Rows from a dataset:

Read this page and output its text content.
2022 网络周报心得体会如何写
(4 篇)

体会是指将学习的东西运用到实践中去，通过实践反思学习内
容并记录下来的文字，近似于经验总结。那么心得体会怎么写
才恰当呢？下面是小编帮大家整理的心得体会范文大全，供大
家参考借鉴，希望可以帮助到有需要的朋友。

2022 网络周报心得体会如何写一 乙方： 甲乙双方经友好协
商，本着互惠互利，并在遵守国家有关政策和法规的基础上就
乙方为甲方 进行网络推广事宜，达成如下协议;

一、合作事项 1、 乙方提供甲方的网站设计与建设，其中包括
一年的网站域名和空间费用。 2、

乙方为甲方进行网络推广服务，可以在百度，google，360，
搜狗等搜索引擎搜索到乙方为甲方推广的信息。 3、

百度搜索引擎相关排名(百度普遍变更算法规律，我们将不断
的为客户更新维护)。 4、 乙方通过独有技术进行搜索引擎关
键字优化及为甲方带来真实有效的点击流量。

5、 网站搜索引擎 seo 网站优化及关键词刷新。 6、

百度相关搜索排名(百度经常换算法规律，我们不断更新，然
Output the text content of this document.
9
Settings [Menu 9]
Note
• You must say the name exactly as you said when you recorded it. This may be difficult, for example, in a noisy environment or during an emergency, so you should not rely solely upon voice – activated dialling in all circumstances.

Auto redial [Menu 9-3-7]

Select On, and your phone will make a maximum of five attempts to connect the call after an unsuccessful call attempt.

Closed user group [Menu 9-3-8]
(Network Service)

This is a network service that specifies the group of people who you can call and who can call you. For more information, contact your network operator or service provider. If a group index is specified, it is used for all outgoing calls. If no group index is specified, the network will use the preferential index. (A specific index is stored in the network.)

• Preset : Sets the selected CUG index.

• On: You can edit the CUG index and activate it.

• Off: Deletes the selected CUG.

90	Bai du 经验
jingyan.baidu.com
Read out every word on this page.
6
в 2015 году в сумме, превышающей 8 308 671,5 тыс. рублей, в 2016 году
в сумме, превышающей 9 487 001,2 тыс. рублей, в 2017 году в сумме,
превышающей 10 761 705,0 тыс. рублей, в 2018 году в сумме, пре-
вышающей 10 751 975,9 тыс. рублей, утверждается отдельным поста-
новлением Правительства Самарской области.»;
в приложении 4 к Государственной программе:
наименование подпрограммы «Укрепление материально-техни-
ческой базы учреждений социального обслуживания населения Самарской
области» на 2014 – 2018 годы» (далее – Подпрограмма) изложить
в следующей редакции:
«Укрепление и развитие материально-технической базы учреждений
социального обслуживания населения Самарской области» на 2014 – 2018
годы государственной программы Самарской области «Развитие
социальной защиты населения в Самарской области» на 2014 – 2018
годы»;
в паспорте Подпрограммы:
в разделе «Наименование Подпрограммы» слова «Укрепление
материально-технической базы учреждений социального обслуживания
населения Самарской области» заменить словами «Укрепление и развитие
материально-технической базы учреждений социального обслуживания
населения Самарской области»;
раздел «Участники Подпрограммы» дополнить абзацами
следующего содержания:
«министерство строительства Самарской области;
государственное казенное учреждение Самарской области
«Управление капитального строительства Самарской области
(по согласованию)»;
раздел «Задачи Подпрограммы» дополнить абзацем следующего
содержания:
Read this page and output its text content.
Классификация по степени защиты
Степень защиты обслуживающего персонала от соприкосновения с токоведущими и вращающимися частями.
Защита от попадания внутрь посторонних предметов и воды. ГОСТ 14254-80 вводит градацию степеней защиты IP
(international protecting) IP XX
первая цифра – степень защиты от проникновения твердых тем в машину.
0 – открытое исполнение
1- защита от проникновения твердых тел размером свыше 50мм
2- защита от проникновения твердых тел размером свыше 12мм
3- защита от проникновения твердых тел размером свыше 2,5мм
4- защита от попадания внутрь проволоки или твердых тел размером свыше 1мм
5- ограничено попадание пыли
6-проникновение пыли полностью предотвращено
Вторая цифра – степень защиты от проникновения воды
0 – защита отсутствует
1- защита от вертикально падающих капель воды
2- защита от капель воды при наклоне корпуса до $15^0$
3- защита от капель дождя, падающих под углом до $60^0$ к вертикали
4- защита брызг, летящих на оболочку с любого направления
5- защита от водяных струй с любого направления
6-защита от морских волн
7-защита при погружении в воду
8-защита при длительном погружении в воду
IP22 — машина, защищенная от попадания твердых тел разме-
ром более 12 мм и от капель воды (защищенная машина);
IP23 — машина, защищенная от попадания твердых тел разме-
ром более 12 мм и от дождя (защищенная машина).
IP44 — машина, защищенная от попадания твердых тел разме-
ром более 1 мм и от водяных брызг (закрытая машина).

REQUIREMENT: Provide all the records again, word for word.

WRITTEN ANSWER:
Read this page and output its text content.
2022 网络周报心得体会如何写
(4 篇)

体会是指将学习的东西运用到实践中去，通过实践反思学习内
容并记录下来的文字，近似于经验总结。那么心得体会怎么写
才恰当呢？下面是小编帮大家整理的心得体会范文大全，供大
家参考借鉴，希望可以帮助到有需要的朋友。

2022 网络周报心得体会如何写一 乙方： 甲乙双方经友好协
商，本着互惠互利，并在遵守国家有关政策和法规的基础上就
乙方为甲方 进行网络推广事宜，达成如下协议;

一、合作事项 1、 乙方提供甲方的网站设计与建设，其中包括
一年的网站域名和空间费用。 2、

乙方为甲方进行网络推广服务，可以在百度，google，360，
搜狗等搜索引擎搜索到乙方为甲方推广的信息。 3、

百度搜索引擎相关排名(百度普遍变更算法规律，我们将不断
的为客户更新维护)。 4、 乙方通过独有技术进行搜索引擎关
键字优化及为甲方带来真实有效的点击流量。

5、 网站搜索引擎 seo 网站优化及关键词刷新。 6、

百度相关搜索排名(百度经常换算法规律，我们不断更新，然
Output the text content of this document.
9
Settings [Menu 9]
Note
• You must say the name exactly as you said when you recorded it. This may be difficult, for example, in a noisy environment or during an emergency, so you should not rely solely upon voice – activated dialling in all circumstances.

Auto redial [Menu 9-3-7]

Select On, and your phone will make a maximum of five attempts to connect the call after an unsuccessful call attempt.

Closed user group [Menu 9-3-8]
(Network Service)

This is a network service that specifies the group of people who you can call and who can call you. For more information, contact your network operator or service provider. If a group index is specified, it is used for all outgoing calls. If no group index is specified, the network will use the preferential index. (A specific index is stored in the network.)

• Preset : Sets the selected CUG index.

• On: You can edit the CUG index and activate it.

• Off: Deletes the selected CUG.

90	Bai du 经验
jingyan.baidu.com
Read out every word on this page.
6
в 2015 году в сумме, превышающей 8 308 671,5 тыс. рублей, в 2016 году
в сумме, превышающей 9 487 001,2 тыс. рублей, в 2017 году в сумме,
превышающей 10 761 705,0 тыс. рублей, в 2018 году в сумме, пре-
вышающей 10 751 975,9 тыс. рублей, утверждается отдельным поста-
новлением Правительства Самарской области.»;
в приложении 4 к Государственной программе:
наименование подпрограммы «Укрепление материально-техни-
ческой базы учреждений социального обслуживания населения Самарской
области» на 2014 – 2018 годы» (далее – Подпрограмма) изложить
в следующей редакции:
«Укрепление и развитие материально-технической базы учреждений
социального обслуживания населения Самарской области» на 2014 – 2018
годы государственной программы Самарской области «Развитие
социальной защиты населения в Самарской области» на 2014 – 2018
годы»;
в паспорте Подпрограммы:
в разделе «Наименование Подпрограммы» слова «Укрепление
материально-технической базы учреждений социального обслуживания
населения Самарской области» заменить словами «Укрепление и развитие
материально-технической базы учреждений социального обслуживания
населения Самарской области»;
раздел «Участники Подпрограммы» дополнить абзацами
следующего содержания:
«министерство строительства Самарской области;
государственное казенное учреждение Самарской области
«Управление капитального строительства Самарской области
(по согласованию)»;
раздел «Задачи Подпрограммы» дополнить абзацем следующего
содержания:
Read this page and output its text content.
Классификация по степени защиты
Степень защиты обслуживающего персонала от соприкосновения с токоведущими и вращающимися частями.
Защита от попадания внутрь посторонних предметов и воды. ГОСТ 14254-80 вводит градацию степеней защиты IP
(international protecting) IP XX
первая цифра – степень защиты от проникновения твердых тем в машину.
0 – открытое исполнение
1- защита от проникновения твердых тел размером свыше 50мм
2- защита от проникновения твердых тел размером свыше 12мм
3- защита от проникновения твердых тел размером свыше 2,5мм
4- защита от попадания внутрь проволоки или твердых тел размером свыше 1мм
5- ограничено попадание пыли
6-проникновение пыли полностью предотвращено
Вторая цифра – степень защиты от проникновения воды
0 – защита отсутствует
1- защита от вертикально падающих капель воды
2- защита от капель воды при наклоне корпуса до $15^0$
3- защита от капель дождя, падающих под углом до $60^0$ к вертикали
4- защита брызг, летящих на оболочку с любого направления
5- защита от водяных струй с любого направления
6-защита от морских волн
7-защита при погружении в воду
8-защита при длительном погружении в воду
IP22 — машина, защищенная от попадания твердых тел разме-
ром более 12 мм и от капель воды (защищенная машина);
IP23 — машина, защищенная от попадания твердых тел разме-
ром более 12 мм и от дождя (защищенная машина).
IP44 — машина, защищенная от попадания твердых тел разме-
ром более 1 мм и от водяных брызг (закрытая машина).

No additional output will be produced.